* Written exercise: Output an exact reproduction of the data.

* Some records:
━━━━━━
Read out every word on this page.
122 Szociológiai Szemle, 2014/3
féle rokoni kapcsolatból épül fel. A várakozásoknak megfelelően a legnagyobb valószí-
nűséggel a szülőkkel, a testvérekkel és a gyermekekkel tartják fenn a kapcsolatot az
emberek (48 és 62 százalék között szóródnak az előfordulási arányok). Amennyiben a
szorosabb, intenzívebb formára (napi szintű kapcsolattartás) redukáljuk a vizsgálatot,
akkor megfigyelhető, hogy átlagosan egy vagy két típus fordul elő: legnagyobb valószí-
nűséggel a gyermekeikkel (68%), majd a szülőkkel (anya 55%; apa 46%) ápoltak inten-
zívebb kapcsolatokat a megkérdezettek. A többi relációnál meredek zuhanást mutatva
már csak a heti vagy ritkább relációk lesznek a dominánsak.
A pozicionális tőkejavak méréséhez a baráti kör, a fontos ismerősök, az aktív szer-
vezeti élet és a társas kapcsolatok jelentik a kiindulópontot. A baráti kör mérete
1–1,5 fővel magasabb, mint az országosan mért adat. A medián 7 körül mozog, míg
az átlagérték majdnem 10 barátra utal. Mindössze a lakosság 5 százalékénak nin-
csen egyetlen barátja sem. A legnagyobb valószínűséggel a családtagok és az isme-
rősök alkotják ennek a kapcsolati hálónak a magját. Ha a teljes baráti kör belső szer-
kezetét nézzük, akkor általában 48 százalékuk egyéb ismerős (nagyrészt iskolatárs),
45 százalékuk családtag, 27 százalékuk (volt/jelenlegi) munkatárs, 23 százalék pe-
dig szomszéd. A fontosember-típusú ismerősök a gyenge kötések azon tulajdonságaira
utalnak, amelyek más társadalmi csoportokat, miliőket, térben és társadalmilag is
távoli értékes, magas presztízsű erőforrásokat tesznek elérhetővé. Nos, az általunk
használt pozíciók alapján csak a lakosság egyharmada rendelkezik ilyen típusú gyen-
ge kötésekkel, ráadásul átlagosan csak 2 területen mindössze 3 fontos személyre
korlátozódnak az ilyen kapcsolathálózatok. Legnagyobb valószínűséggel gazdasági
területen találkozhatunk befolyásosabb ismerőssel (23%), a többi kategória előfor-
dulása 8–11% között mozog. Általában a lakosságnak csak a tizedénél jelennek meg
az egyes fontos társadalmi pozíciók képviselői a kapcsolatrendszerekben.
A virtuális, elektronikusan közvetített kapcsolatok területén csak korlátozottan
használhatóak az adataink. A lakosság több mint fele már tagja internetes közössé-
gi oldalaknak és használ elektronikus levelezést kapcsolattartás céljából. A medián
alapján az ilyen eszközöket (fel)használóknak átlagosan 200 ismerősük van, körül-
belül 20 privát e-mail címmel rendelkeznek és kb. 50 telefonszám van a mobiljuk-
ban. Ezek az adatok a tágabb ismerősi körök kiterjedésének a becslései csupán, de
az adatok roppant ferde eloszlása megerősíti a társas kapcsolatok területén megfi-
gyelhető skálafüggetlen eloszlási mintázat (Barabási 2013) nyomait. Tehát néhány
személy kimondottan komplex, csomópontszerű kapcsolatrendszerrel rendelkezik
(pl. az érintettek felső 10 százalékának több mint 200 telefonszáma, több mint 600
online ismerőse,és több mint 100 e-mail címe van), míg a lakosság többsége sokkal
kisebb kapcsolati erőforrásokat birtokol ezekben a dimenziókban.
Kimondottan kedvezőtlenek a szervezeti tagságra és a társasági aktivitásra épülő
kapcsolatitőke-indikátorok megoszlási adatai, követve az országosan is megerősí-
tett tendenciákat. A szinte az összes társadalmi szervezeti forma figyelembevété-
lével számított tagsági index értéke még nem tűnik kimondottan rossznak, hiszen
━━━━━━
* Output:
Read out every word on this page.
122 Szociológiai Szemle, 2014/3
féle rokoni kapcsolatból épül fel. A várakozásoknak megfelelően a legnagyobb valószí-
nűséggel a szülőkkel, a testvérekkel és a gyermekekkel tartják fenn a kapcsolatot az
emberek (48 és 62 százalék között szóródnak az előfordulási arányok). Amennyiben a
szorosabb, intenzívebb formára (napi szintű kapcsolattartás) redukáljuk a vizsgálatot,
akkor megfigyelhető, hogy átlagosan egy vagy két típus fordul elő: legnagyobb valószí-
nűséggel a gyermekeikkel (68%), majd a szülőkkel (anya 55%; apa 46%) ápoltak inten-
zívebb kapcsolatokat a megkérdezettek. A többi relációnál meredek zuhanást mutatva
már csak a heti vagy ritkább relációk lesznek a dominánsak.
A pozicionális tőkejavak méréséhez a baráti kör, a fontos ismerősök, az aktív szer-
vezeti élet és a társas kapcsolatok jelentik a kiindulópontot. A baráti kör mérete
1–1,5 fővel magasabb, mint az országosan mért adat. A medián 7 körül mozog, míg
az átlagérték majdnem 10 barátra utal. Mindössze a lakosság 5 százalékénak nin-
csen egyetlen barátja sem. A legnagyobb valószínűséggel a családtagok és az isme-
rősök alkotják ennek a kapcsolati hálónak a magját. Ha a teljes baráti kör belső szer-
kezetét nézzük, akkor általában 48 százalékuk egyéb ismerős (nagyrészt iskolatárs),
45 százalékuk családtag, 27 százalékuk (volt/jelenlegi) munkatárs, 23 százalék pe-
dig szomszéd. A fontosember-típusú ismerősök a gyenge kötések azon tulajdonságaira
utalnak, amelyek más társadalmi csoportokat, miliőket, térben és társadalmilag is
távoli értékes, magas presztízsű erőforrásokat tesznek elérhetővé. Nos, az általunk
használt pozíciók alapján csak a lakosság egyharmada rendelkezik ilyen típusú gyen-
ge kötésekkel, ráadásul átlagosan csak 2 területen mindössze 3 fontos személyre
korlátozódnak az ilyen kapcsolathálózatok. Legnagyobb valószínűséggel gazdasági
területen találkozhatunk befolyásosabb ismerőssel (23%), a többi kategória előfor-
dulása 8–11% között mozog. Általában a lakosságnak csak a tizedénél jelennek meg
az egyes fontos társadalmi pozíciók képviselői a kapcsolatrendszerekben.
A virtuális, elektronikusan közvetített kapcsolatok területén csak korlátozottan
használhatóak az adataink. A lakosság több mint fele már tagja internetes közössé-
gi oldalaknak és használ elektronikus levelezést kapcsolattartás céljából. A medián
alapján az ilyen eszközöket (fel)használóknak átlagosan 200 ismerősük van, körül-
belül 20 privát e-mail címmel rendelkeznek és kb. 50 telefonszám van a mobiljuk-
ban. Ezek az adatok a tágabb ismerősi körök kiterjedésének a becslései csupán, de
az adatok roppant ferde eloszlása megerősíti a társas kapcsolatok területén megfi-
gyelhető skálafüggetlen eloszlási mintázat (Barabási 2013) nyomait. Tehát néhány
személy kimondottan komplex, csomópontszerű kapcsolatrendszerrel rendelkezik
(pl. az érintettek felső 10 százalékának több mint 200 telefonszáma, több mint 600
online ismerőse,és több mint 100 e-mail címe van), míg a lakosság többsége sokkal
kisebb kapcsolati erőforrásokat birtokol ezekben a dimenziókban.
Kimondottan kedvezőtlenek a szervezeti tagságra és a társasági aktivitásra épülő
kapcsolatitőke-indikátorok megoszlási adatai, követve az országosan is megerősí-
tett tendenciákat. A szinte az összes társadalmi szervezeti forma figyelembevété-
lével számított tagsági index értéke még nem tűnik kimondottan rossznak, hiszen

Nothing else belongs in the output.